**Description of the task:**
The answer must restate the listing word for word, without its images.

**Records to use:**
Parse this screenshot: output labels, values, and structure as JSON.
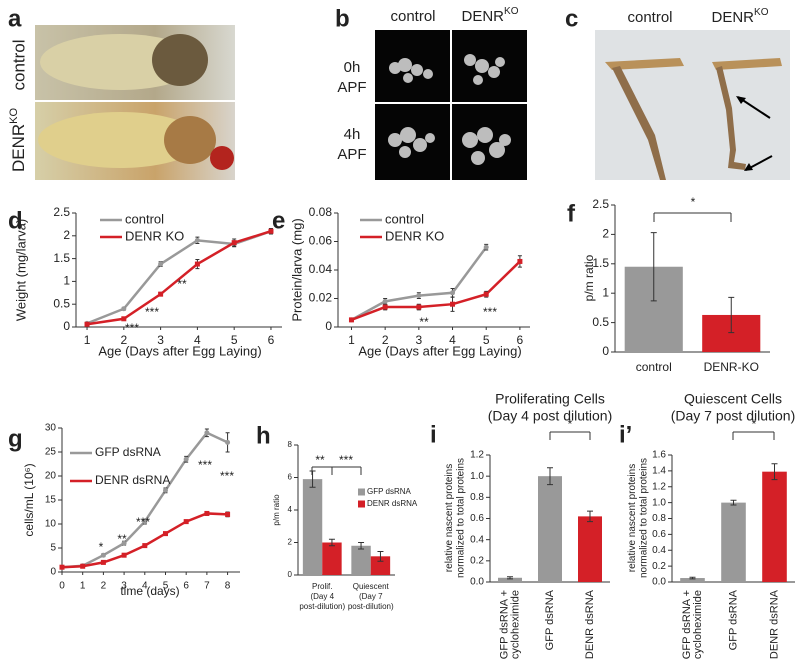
{
  "images": [
    {
      "panel": "a",
      "row_labels": [
        "control",
        {
          "base": "DENR",
          "sup": "KO"
        }
      ]
    },
    {
      "panel": "b",
      "column_labels": [
        "control",
        {
          "base": "DENR",
          "sup": "KO"
        }
      ],
      "row_labels": [
        [
          "0h",
          "APF"
        ],
        [
          "4h",
          "APF"
        ]
      ]
    },
    {
      "panel": "c",
      "column_labels": [
        "control",
        {
          "base": "DENR",
          "sup": "KO"
        }
      ]
    }
  ],
  "chart_data": [
    {
      "panel": "d",
      "type": "line",
      "x": [
        1,
        2,
        3,
        4,
        5,
        6
      ],
      "xlim": [
        0.7,
        6.3
      ],
      "xticks": [
        1,
        2,
        3,
        4,
        5,
        6
      ],
      "ylim": [
        0,
        2.5
      ],
      "yticks": [
        0,
        0.5,
        1,
        1.5,
        2,
        2.5
      ],
      "x_label": "Age (Days after Egg Laying)",
      "y_label": "Weight (mg/larva)",
      "legend": "top-left",
      "series": [
        {
          "name": "control",
          "color": "#999999",
          "values": [
            0.08,
            0.4,
            1.38,
            1.9,
            1.82,
            2.1
          ],
          "errors": [
            0.02,
            0.03,
            0.05,
            0.07,
            0.06,
            0.05
          ]
        },
        {
          "name": "DENR KO",
          "color": "#d42027",
          "values": [
            0.06,
            0.18,
            0.72,
            1.38,
            1.85,
            2.1
          ],
          "errors": [
            0.02,
            0.03,
            0.04,
            0.1,
            0.08,
            0.06
          ]
        }
      ],
      "annotations": [
        "***",
        "***",
        "**"
      ]
    },
    {
      "panel": "e",
      "type": "line",
      "x": [
        1,
        2,
        3,
        4,
        5,
        6
      ],
      "xlim": [
        0.6,
        6.3
      ],
      "xticks": [
        1,
        2,
        3,
        4,
        5,
        6
      ],
      "ylim": [
        0,
        0.08
      ],
      "yticks": [
        0,
        0.02,
        0.04,
        0.06,
        0.08
      ],
      "x_label": "Age (Days after Egg Laying)",
      "y_label": "Protein/larva (mg)",
      "legend": "top-left",
      "series": [
        {
          "name": "control",
          "color": "#999999",
          "values": [
            0.005,
            0.018,
            0.022,
            0.024,
            0.056,
            null
          ],
          "errors": [
            0.001,
            0.002,
            0.002,
            0.003,
            0.002,
            null
          ]
        },
        {
          "name": "DENR KO",
          "color": "#d42027",
          "values": [
            0.005,
            0.014,
            0.014,
            0.016,
            0.023,
            0.046
          ],
          "errors": [
            0.001,
            0.002,
            0.002,
            0.005,
            0.002,
            0.004
          ]
        }
      ],
      "annotations": [
        "**",
        "***"
      ]
    },
    {
      "panel": "f",
      "type": "bar",
      "categories": [
        "control",
        "DENR-KO"
      ],
      "values": [
        1.45,
        0.63
      ],
      "errors": [
        0.58,
        0.3
      ],
      "colors": [
        "#999999",
        "#d42027"
      ],
      "ylim": [
        0,
        2.5
      ],
      "yticks": [
        0,
        0.5,
        1,
        1.5,
        2,
        2.5
      ],
      "y_label": "p/m ratio",
      "annotations": [
        "*"
      ]
    },
    {
      "panel": "g",
      "type": "line",
      "x": [
        0,
        1,
        2,
        3,
        4,
        5,
        6,
        7,
        8
      ],
      "xlim": [
        0,
        8.6
      ],
      "xticks": [
        0,
        1,
        2,
        3,
        4,
        5,
        6,
        7,
        8
      ],
      "ylim": [
        0,
        30
      ],
      "yticks": [
        0,
        5,
        10,
        15,
        20,
        25,
        30
      ],
      "x_label": "time (days)",
      "y_label": "cells/mL (10⁶)",
      "legend": "top-left",
      "series": [
        {
          "name": "GFP dsRNA",
          "color": "#999999",
          "values": [
            1,
            1.3,
            3.5,
            6,
            10.5,
            17,
            23.5,
            29,
            27
          ],
          "errors": [
            0.1,
            0.1,
            0.3,
            0.4,
            0.5,
            0.5,
            0.6,
            0.8,
            2
          ]
        },
        {
          "name": "DENR dsRNA",
          "color": "#d42027",
          "values": [
            1,
            1.2,
            2,
            3.5,
            5.5,
            8,
            10.5,
            12.2,
            12
          ],
          "errors": [
            0.1,
            0.1,
            0.2,
            0.2,
            0.3,
            0.3,
            0.3,
            0.4,
            0.5
          ]
        }
      ],
      "annotations": [
        "*",
        "**",
        "***",
        "***",
        "***"
      ]
    },
    {
      "panel": "h",
      "type": "bar",
      "categories": [
        [
          "Prolif.",
          "(Day 4",
          "post-dilution)"
        ],
        [
          "Quiescent",
          "(Day 7",
          "post-dilution)"
        ]
      ],
      "ylim": [
        0,
        8
      ],
      "yticks": [
        0,
        2,
        4,
        6,
        8
      ],
      "y_label": "p/m ratio",
      "legend": "right",
      "series": [
        {
          "name": "GFP dsRNA",
          "color": "#999999",
          "values": [
            5.9,
            1.8
          ],
          "errors": [
            0.5,
            0.2
          ]
        },
        {
          "name": "DENR dsRNA",
          "color": "#d42027",
          "values": [
            2.0,
            1.15
          ],
          "errors": [
            0.2,
            0.3
          ]
        }
      ],
      "annotations": [
        "**",
        "***"
      ]
    },
    {
      "panel": "i",
      "type": "bar",
      "title": "Proliferating Cells",
      "subtitle": "(Day 4 post dilution)",
      "categories": [
        [
          "GFP dsRNA +",
          "cycloheximide"
        ],
        [
          "GFP dsRNA"
        ],
        [
          "DENR dsRNA"
        ]
      ],
      "values": [
        0.04,
        1.0,
        0.62
      ],
      "errors": [
        0.01,
        0.08,
        0.05
      ],
      "colors": [
        "#999999",
        "#999999",
        "#d42027"
      ],
      "ylim": [
        0,
        1.2
      ],
      "yticks": [
        {
          "value": 0,
          "label": "0.0"
        },
        0.2,
        0.4,
        0.6,
        0.8,
        {
          "value": 1,
          "label": "1.0"
        },
        1.2
      ],
      "y_label": [
        "relative nascent proteins",
        "normalized to total proteins"
      ],
      "annotations": [
        "*"
      ]
    },
    {
      "panel": "i’",
      "type": "bar",
      "title": "Quiescent Cells",
      "subtitle": "(Day 7 post dilution)",
      "categories": [
        [
          "GFP dsRNA +",
          "cycloheximide"
        ],
        [
          "GFP dsRNA"
        ],
        [
          "DENR dsRNA"
        ]
      ],
      "values": [
        0.05,
        1.0,
        1.39
      ],
      "errors": [
        0.01,
        0.03,
        0.1
      ],
      "colors": [
        "#999999",
        "#999999",
        "#d42027"
      ],
      "ylim": [
        0,
        1.6
      ],
      "yticks": [
        {
          "value": 0,
          "label": "0.0"
        },
        0.2,
        0.4,
        0.6,
        0.8,
        {
          "value": 1,
          "label": "1.0"
        },
        1.2,
        1.4,
        1.6
      ],
      "y_label": [
        "relative nascent proteins",
        "normalized to total proteins"
      ],
      "annotations": [
        "*"
      ]
    }
  ]
}
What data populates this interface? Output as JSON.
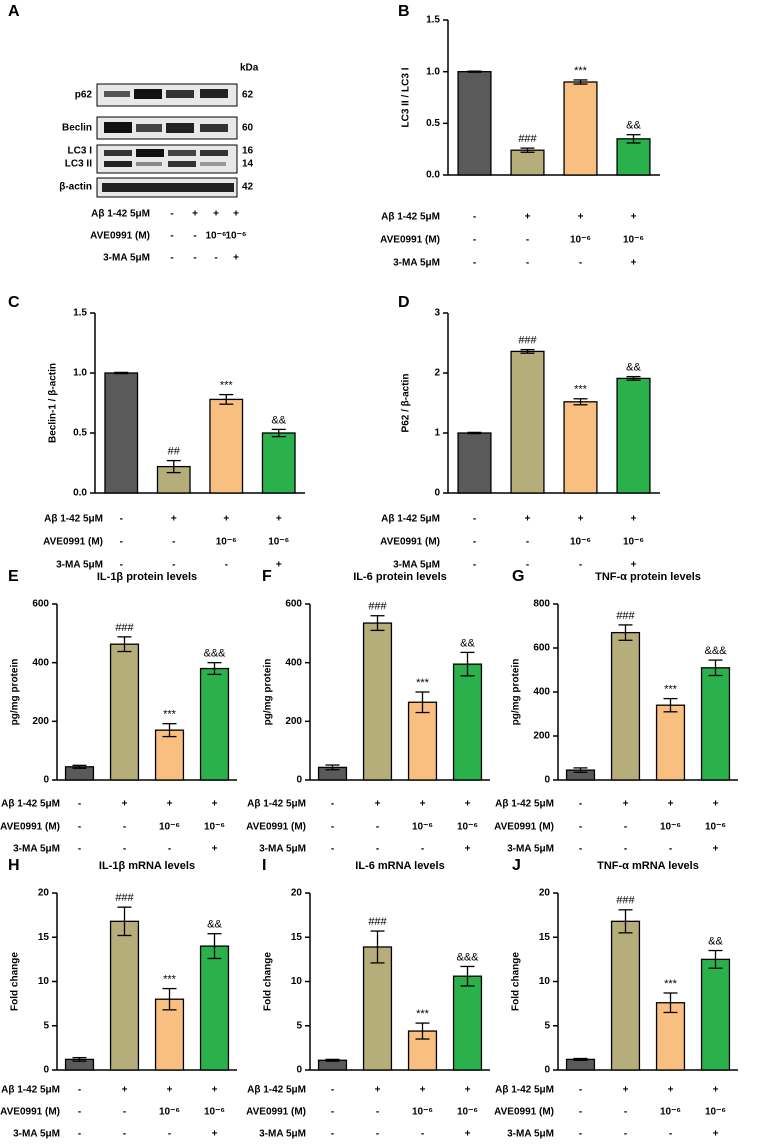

**Answer to the problem:**
Parse this screenshot: output labels, values, and structure as JSON.
{
  "images": [
    {
      "panel": "a",
      "row_labels": [
        "control",
        {
          "base": "DENR",
          "sup": "KO"
        }
      ]
    },
    {
      "panel": "b",
      "column_labels": [
        "control",
        {
          "base": "DENR",
          "sup": "KO"
        }
      ],
      "row_labels": [
        [
          "0h",
          "APF"
        ],
        [
          "4h",
          "APF"
        ]
      ]
    },
    {
      "panel": "c",
      "column_labels": [
        "control",
        {
          "base": "DENR",
          "sup": "KO"
        }
      ]
    }
  ],
  "chart_data": [
    {
      "panel": "d",
      "type": "line",
      "x": [
        1,
        2,
        3,
        4,
        5,
        6
      ],
      "xlim": [
        0.7,
        6.3
      ],
      "xticks": [
        1,
        2,
        3,
        4,
        5,
        6
      ],
      "ylim": [
        0,
        2.5
      ],
      "yticks": [
        0,
        0.5,
        1,
        1.5,
        2,
        2.5
      ],
      "x_label": "Age (Days after Egg Laying)",
      "y_label": "Weight (mg/larva)",
      "legend": "top-left",
      "series": [
        {
          "name": "control",
          "color": "#999999",
          "values": [
            0.08,
            0.4,
            1.38,
            1.9,
            1.82,
            2.1
          ],
          "errors": [
            0.02,
            0.03,
            0.05,
            0.07,
            0.06,
            0.05
          ]
        },
        {
          "name": "DENR KO",
          "color": "#d42027",
          "values": [
            0.06,
            0.18,
            0.72,
            1.38,
            1.85,
            2.1
          ],
          "errors": [
            0.02,
            0.03,
            0.04,
            0.1,
            0.08,
            0.06
          ]
        }
      ],
      "annotations": [
        "***",
        "***",
        "**"
      ]
    },
    {
      "panel": "e",
      "type": "line",
      "x": [
        1,
        2,
        3,
        4,
        5,
        6
      ],
      "xlim": [
        0.6,
        6.3
      ],
      "xticks": [
        1,
        2,
        3,
        4,
        5,
        6
      ],
      "ylim": [
        0,
        0.08
      ],
      "yticks": [
        0,
        0.02,
        0.04,
        0.06,
        0.08
      ],
      "x_label": "Age (Days after Egg Laying)",
      "y_label": "Protein/larva (mg)",
      "legend": "top-left",
      "series": [
        {
          "name": "control",
          "color": "#999999",
          "values": [
            0.005,
            0.018,
            0.022,
            0.024,
            0.056,
            null
          ],
          "errors": [
            0.001,
            0.002,
            0.002,
            0.003,
            0.002,
            null
          ]
        },
        {
          "name": "DENR KO",
          "color": "#d42027",
          "values": [
            0.005,
            0.014,
            0.014,
            0.016,
            0.023,
            0.046
          ],
          "errors": [
            0.001,
            0.002,
            0.002,
            0.005,
            0.002,
            0.004
          ]
        }
      ],
      "annotations": [
        "**",
        "***"
      ]
    },
    {
      "panel": "f",
      "type": "bar",
      "categories": [
        "control",
        "DENR-KO"
      ],
      "values": [
        1.45,
        0.63
      ],
      "errors": [
        0.58,
        0.3
      ],
      "colors": [
        "#999999",
        "#d42027"
      ],
      "ylim": [
        0,
        2.5
      ],
      "yticks": [
        0,
        0.5,
        1,
        1.5,
        2,
        2.5
      ],
      "y_label": "p/m ratio",
      "annotations": [
        "*"
      ]
    },
    {
      "panel": "g",
      "type": "line",
      "x": [
        0,
        1,
        2,
        3,
        4,
        5,
        6,
        7,
        8
      ],
      "xlim": [
        0,
        8.6
      ],
      "xticks": [
        0,
        1,
        2,
        3,
        4,
        5,
        6,
        7,
        8
      ],
      "ylim": [
        0,
        30
      ],
      "yticks": [
        0,
        5,
        10,
        15,
        20,
        25,
        30
      ],
      "x_label": "time (days)",
      "y_label": "cells/mL (10⁶)",
      "legend": "top-left",
      "series": [
        {
          "name": "GFP dsRNA",
          "color": "#999999",
          "values": [
            1,
            1.3,
            3.5,
            6,
            10.5,
            17,
            23.5,
            29,
            27
          ],
          "errors": [
            0.1,
            0.1,
            0.3,
            0.4,
            0.5,
            0.5,
            0.6,
            0.8,
            2
          ]
        },
        {
          "name": "DENR dsRNA",
          "color": "#d42027",
          "values": [
            1,
            1.2,
            2,
            3.5,
            5.5,
            8,
            10.5,
            12.2,
            12
          ],
          "errors": [
            0.1,
            0.1,
            0.2,
            0.2,
            0.3,
            0.3,
            0.3,
            0.4,
            0.5
          ]
        }
      ],
      "annotations": [
        "*",
        "**",
        "***",
        "***",
        "***"
      ]
    },
    {
      "panel": "h",
      "type": "bar",
      "categories": [
        [
          "Prolif.",
          "(Day 4",
          "post-dilution)"
        ],
        [
          "Quiescent",
          "(Day 7",
          "post-dilution)"
        ]
      ],
      "ylim": [
        0,
        8
      ],
      "yticks": [
        0,
        2,
        4,
        6,
        8
      ],
      "y_label": "p/m ratio",
      "legend": "right",
      "series": [
        {
          "name": "GFP dsRNA",
          "color": "#999999",
          "values": [
            5.9,
            1.8
          ],
          "errors": [
            0.5,
            0.2
          ]
        },
        {
          "name": "DENR dsRNA",
          "color": "#d42027",
          "values": [
            2.0,
            1.15
          ],
          "errors": [
            0.2,
            0.3
          ]
        }
      ],
      "annotations": [
        "**",
        "***"
      ]
    },
    {
      "panel": "i",
      "type": "bar",
      "title": "Proliferating Cells",
      "subtitle": "(Day 4 post dilution)",
      "categories": [
        [
          "GFP dsRNA +",
          "cycloheximide"
        ],
        [
          "GFP dsRNA"
        ],
        [
          "DENR dsRNA"
        ]
      ],
      "values": [
        0.04,
        1.0,
        0.62
      ],
      "errors": [
        0.01,
        0.08,
        0.05
      ],
      "colors": [
        "#999999",
        "#999999",
        "#d42027"
      ],
      "ylim": [
        0,
        1.2
      ],
      "yticks": [
        {
          "value": 0,
          "label": "0.0"
        },
        0.2,
        0.4,
        0.6,
        0.8,
        {
          "value": 1,
          "label": "1.0"
        },
        1.2
      ],
      "y_label": [
        "relative nascent proteins",
        "normalized to total proteins"
      ],
      "annotations": [
        "*"
      ]
    },
    {
      "panel": "i’",
      "type": "bar",
      "title": "Quiescent Cells",
      "subtitle": "(Day 7 post dilution)",
      "categories": [
        [
          "GFP dsRNA +",
          "cycloheximide"
        ],
        [
          "GFP dsRNA"
        ],
        [
          "DENR dsRNA"
        ]
      ],
      "values": [
        0.05,
        1.0,
        1.39
      ],
      "errors": [
        0.01,
        0.03,
        0.1
      ],
      "colors": [
        "#999999",
        "#999999",
        "#d42027"
      ],
      "ylim": [
        0,
        1.6
      ],
      "yticks": [
        {
          "value": 0,
          "label": "0.0"
        },
        0.2,
        0.4,
        0.6,
        0.8,
        {
          "value": 1,
          "label": "1.0"
        },
        1.2,
        1.4,
        1.6
      ],
      "y_label": [
        "relative nascent proteins",
        "normalized to total proteins"
      ],
      "annotations": [
        "*"
      ]
    }
  ]
}
What data populates this interface? Output as JSON.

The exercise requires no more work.